## What you need to do
Using the listing below, please gather every line containing the word "maximum".

--- begin Dataset records ---

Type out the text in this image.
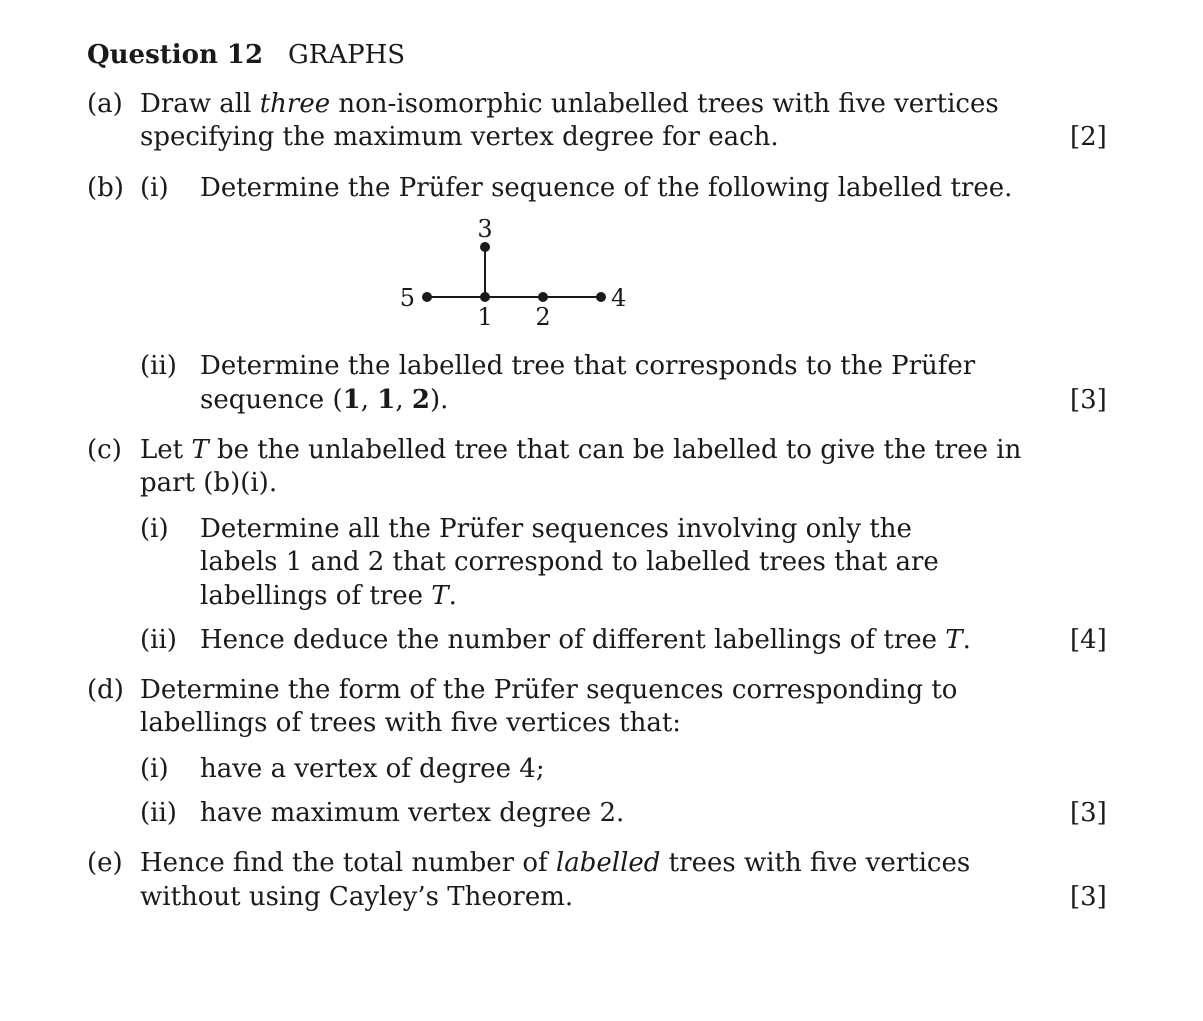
Question 12 GRAPHS
(a) Draw all three non-isomorphic unlabelled trees with five vertices
specifying the maximum vertex degree for each.	[2]
(b) (i) Determine the Prüfer sequence of the following labelled tree.
3
5
1 2
4
(ii) Determine the labelled tree that corresponds to the Prüfer
sequence (1, 1, 2).	[3]
(c) Let T be the unlabelled tree that can be labelled to give the tree in
part (b)(i).
(i) Determine all the Prüfer sequences involving only the
labels 1 and 2 that correspond to labelled trees that are
labellings of tree T.
(ii) Hence deduce the number of different labellings of tree T.	[4]
(d) Determine the form of the Prüfer sequences corresponding to
labellings of trees with five vertices that:
(i) have a vertex of degree 4;
(ii) have maximum vertex degree 2.	[3]
(e) Hence find the total number of labelled trees with five vertices
without using Cayley’s Theorem.	[3]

--- end Dataset records ---

## Answer below
specifying the maximum vertex degree for each.	[2]
(ii) have maximum vertex degree 2.	[3]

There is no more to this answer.